Kutuplaşmanın öncesinde Temmuz 2013te Libyanın komşusu Mısırda, Suudi Arabistan ve Birleşik Arap Emirliklerinin (BAE) desteklediği darbeyle İhvan iktidarı yıkılmıştı. İhvan üzerinden hesaplaşmanın, Libyaya yansıması fazla gecikmemiş, Katar ve Türkiye yeni iktidara sahip çıkmıştı. Bu eksende biraz geride kalsa da üçüncü ayak Sudandı. Buna karşın Suudi-BAE-Mısır üçlüsü; Tobruk merkezli meclis, ona bağlı hükümet ve Libya Ulusal Ordusunu kuran eski firari General Halife Hafteri destekliyordu. Mısırın darbeci lideri Abdulfettah el Sisi, 10 Ağustos 2014te Riyad ziyaretinde Libyaya müdahale planını Suudi kralıyla paylaştı. Ardından Mısırdan havalanan BAE uçakları, 18 Ağustos ve 23 Ağustos 2014te Libyada İslamcı milislerin mevzilerini bombaladı. Vekâlet savaşı böylece daha da kızışmıştı. Türkiye geri adım atmamış, ilk zamanlar Tobruk kanadıyla teması korusa da sonradan tüm ağırlığını Trablusa vermeye başlamıştı.
++++++++
* Yapılacak İşler *
**1)** Libya'daki vekâlet savaşını anlatan metne göre aşağıdaki ifadelerin her biri metinle uyuşuyor mu? Her biri için evet ya da hayır yazarak metindeki belirleyici sözleri tırnak içinde aynen aktarınız.
(a) BAE uçakları, Libya'daki mevzileri Mısır'dan havalanarak bombalamıştır.
(b) Sisi, Libya'ya müdahale planını Suudi kralıyla Kahire'de paylaşmıştır.
(c) Türkiye, en başından itibaren Tobruk kanadıyla her türlü teması kesmiştir.
**2)** Kayıtlardaki "footer logo" ifadesini "bottom logo" olarak yeniden adlandırınız ve kayıtların tüm satırlarını, geri kalan her şeyi değiştirmeden yeniden yazınız. Resimleri yanıta dahil etmeyiniz.

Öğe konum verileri
++++++++
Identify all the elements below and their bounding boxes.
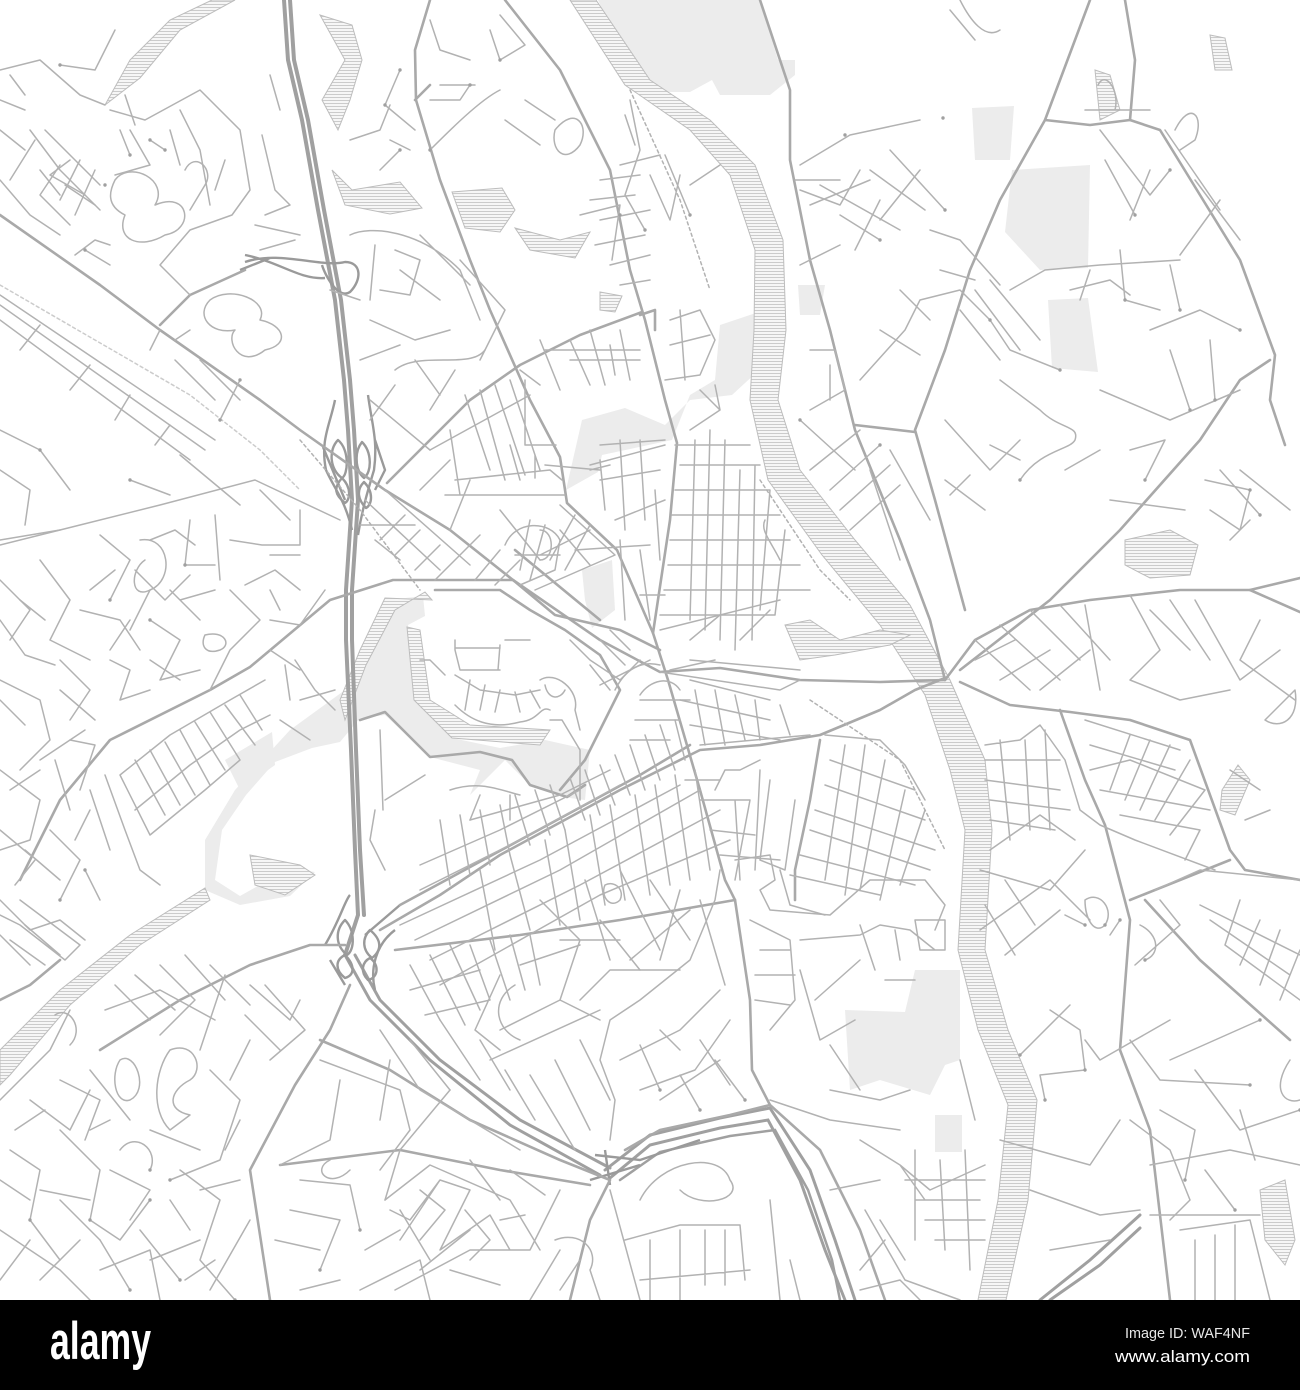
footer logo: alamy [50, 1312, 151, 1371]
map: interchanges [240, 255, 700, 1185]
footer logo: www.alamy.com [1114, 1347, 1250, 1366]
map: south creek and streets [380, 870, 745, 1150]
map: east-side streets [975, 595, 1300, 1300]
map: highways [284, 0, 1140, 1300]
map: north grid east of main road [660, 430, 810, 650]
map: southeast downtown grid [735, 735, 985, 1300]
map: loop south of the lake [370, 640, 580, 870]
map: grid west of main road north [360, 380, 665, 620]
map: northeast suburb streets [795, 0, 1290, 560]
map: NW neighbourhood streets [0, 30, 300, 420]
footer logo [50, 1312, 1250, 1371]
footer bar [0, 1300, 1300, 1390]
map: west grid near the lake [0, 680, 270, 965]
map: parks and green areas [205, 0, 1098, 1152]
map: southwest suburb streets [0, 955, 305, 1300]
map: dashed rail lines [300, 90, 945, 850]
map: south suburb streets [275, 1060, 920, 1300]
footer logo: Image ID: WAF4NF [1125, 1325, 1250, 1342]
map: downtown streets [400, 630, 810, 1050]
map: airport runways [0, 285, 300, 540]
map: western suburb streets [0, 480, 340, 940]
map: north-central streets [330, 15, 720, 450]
++++++++
* Görev Çözümleri *
**1)**
(a) Evet: "Ardından Mısırdan havalanan BAE uçakları, 18 Ağustos ve 23 Ağustos 2014te Libyada İslamcı milislerin mevzilerini bombaladı."
(b) Hayır: "10 Ağustos 2014te Riyad ziyaretinde Libyaya müdahale planını Suudi kralıyla paylaştı."
(c) Hayır: "ilk zamanlar Tobruk kanadıyla teması korusa da sonradan tüm ağırlığını Trablusa vermeye başlamıştı."

**2)**
Identify all the elements below and their bounding boxes.
bottom logo: alamy [50, 1312, 151, 1371]
map: interchanges [240, 255, 700, 1185]
bottom logo: www.alamy.com [1114, 1347, 1250, 1366]
map: south creek and streets [380, 870, 745, 1150]
map: east-side streets [975, 595, 1300, 1300]
map: highways [284, 0, 1140, 1300]
map: north grid east of main road [660, 430, 810, 650]
map: southeast downtown grid [735, 735, 985, 1300]
map: loop south of the lake [370, 640, 580, 870]
map: grid west of main road north [360, 380, 665, 620]
map: northeast suburb streets [795, 0, 1290, 560]
map: NW neighbourhood streets [0, 30, 300, 420]
bottom logo [50, 1312, 1250, 1371]
footer bar [0, 1300, 1300, 1390]
map: west grid near the lake [0, 680, 270, 965]
map: parks and green areas [205, 0, 1098, 1152]
map: southwest suburb streets [0, 955, 305, 1300]
map: dashed rail lines [300, 90, 945, 850]
map: south suburb streets [275, 1060, 920, 1300]
bottom logo: Image ID: WAF4NF [1125, 1325, 1250, 1342]
map: downtown streets [400, 630, 810, 1050]
map: airport runways [0, 285, 300, 540]
map: western suburb streets [0, 480, 340, 940]
map: north-central streets [330, 15, 720, 450]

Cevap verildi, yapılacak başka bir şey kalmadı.